### What the exercise asks:
In this exercise, print only the lines from the line with "Extract the structured" to the last line of the data below, inclusive. Any pictures should be left out.
== Material supplied
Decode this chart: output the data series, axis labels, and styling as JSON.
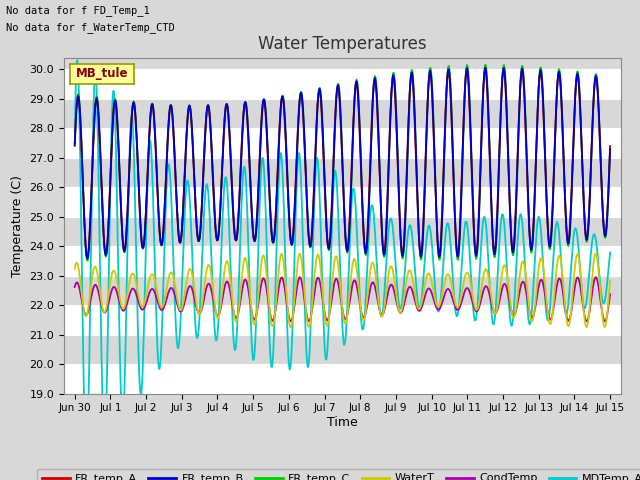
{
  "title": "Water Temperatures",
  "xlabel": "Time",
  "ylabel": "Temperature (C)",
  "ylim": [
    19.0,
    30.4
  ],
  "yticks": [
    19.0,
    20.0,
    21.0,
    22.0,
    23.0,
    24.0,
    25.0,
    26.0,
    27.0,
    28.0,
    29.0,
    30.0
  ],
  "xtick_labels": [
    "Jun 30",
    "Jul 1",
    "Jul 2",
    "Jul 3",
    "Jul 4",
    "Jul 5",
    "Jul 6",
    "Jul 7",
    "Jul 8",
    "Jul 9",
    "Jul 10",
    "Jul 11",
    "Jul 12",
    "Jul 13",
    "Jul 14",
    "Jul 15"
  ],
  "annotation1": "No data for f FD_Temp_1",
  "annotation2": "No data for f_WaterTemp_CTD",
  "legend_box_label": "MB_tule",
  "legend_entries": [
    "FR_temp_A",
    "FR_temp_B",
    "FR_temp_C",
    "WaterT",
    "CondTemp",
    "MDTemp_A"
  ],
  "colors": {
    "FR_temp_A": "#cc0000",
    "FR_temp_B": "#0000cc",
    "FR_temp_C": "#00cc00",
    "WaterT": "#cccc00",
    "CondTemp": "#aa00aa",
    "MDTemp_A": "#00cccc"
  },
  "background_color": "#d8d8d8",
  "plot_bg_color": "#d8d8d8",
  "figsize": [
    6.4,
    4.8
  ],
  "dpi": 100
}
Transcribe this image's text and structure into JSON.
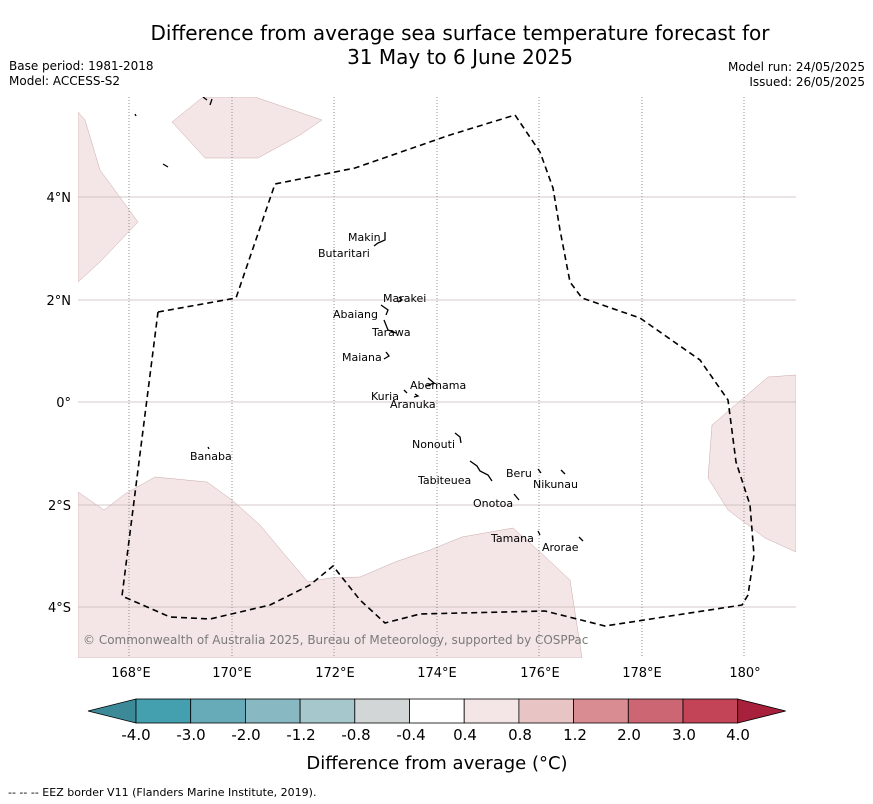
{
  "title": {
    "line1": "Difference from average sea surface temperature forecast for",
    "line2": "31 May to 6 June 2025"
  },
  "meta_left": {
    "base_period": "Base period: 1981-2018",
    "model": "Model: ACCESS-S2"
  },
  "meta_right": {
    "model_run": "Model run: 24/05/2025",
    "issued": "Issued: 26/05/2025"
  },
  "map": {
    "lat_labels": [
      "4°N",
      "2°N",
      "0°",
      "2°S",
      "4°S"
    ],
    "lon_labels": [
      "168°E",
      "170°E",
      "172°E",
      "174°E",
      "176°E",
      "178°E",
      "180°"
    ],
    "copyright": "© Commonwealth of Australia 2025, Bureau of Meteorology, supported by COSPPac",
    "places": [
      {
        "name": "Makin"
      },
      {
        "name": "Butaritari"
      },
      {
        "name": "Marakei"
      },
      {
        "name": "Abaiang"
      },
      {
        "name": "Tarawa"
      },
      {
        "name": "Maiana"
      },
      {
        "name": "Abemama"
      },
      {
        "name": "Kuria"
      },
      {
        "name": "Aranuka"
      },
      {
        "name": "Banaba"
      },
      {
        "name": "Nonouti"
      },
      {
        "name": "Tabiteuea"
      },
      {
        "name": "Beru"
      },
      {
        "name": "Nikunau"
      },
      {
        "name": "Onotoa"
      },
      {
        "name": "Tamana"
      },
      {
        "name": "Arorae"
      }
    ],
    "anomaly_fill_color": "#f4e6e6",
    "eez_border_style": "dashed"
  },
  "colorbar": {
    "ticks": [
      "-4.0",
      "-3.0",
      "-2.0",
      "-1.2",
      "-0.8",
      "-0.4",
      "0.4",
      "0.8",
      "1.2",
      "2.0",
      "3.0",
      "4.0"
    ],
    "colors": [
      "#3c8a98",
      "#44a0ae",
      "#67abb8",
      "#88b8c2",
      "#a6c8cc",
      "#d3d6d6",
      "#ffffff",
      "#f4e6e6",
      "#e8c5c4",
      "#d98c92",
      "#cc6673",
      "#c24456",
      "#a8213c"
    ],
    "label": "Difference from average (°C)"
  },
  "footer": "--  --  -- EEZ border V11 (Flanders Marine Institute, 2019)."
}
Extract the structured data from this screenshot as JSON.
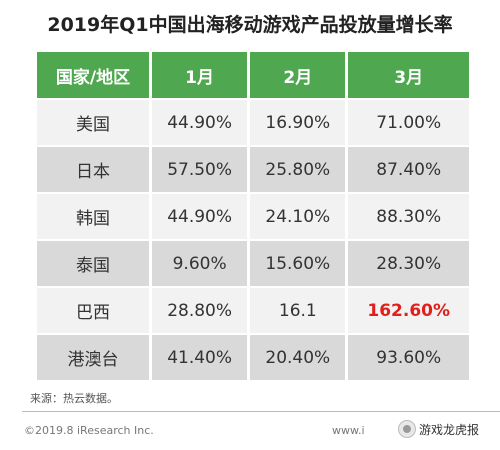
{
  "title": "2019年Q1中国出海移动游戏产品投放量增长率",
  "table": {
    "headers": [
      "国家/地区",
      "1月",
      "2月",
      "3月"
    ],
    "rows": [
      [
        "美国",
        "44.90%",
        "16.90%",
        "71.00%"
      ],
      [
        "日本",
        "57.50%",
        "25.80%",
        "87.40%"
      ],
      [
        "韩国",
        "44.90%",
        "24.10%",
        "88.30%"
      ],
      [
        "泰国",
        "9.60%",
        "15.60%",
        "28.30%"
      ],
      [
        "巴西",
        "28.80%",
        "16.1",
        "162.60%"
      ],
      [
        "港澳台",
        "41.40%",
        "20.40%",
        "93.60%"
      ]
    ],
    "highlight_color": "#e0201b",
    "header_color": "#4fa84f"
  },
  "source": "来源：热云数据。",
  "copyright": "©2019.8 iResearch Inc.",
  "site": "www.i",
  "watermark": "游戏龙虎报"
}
====
### Solution to this exercise:
Extract the structured data from this screenshot as JSON.
{
  "title": "2019年Q1中国出海移动游戏产品投放量增长率",
  "table": {
    "headers": [
      "国家/地区",
      "1月",
      "2月",
      "3月"
    ],
    "rows": [
      [
        "美国",
        "44.90%",
        "16.90%",
        "71.00%"
      ],
      [
        "日本",
        "57.50%",
        "25.80%",
        "87.40%"
      ],
      [
        "韩国",
        "44.90%",
        "24.10%",
        "88.30%"
      ],
      [
        "泰国",
        "9.60%",
        "15.60%",
        "28.30%"
      ],
      [
        "巴西",
        "28.80%",
        "16.1",
        "162.60%"
      ],
      [
        "港澳台",
        "41.40%",
        "20.40%",
        "93.60%"
      ]
    ],
    "highlight_color": "#e0201b",
    "header_color": "#4fa84f"
  },
  "source": "来源：热云数据。",
  "copyright": "©2019.8 iResearch Inc.",
  "site": "www.i",
  "watermark": "游戏龙虎报"
}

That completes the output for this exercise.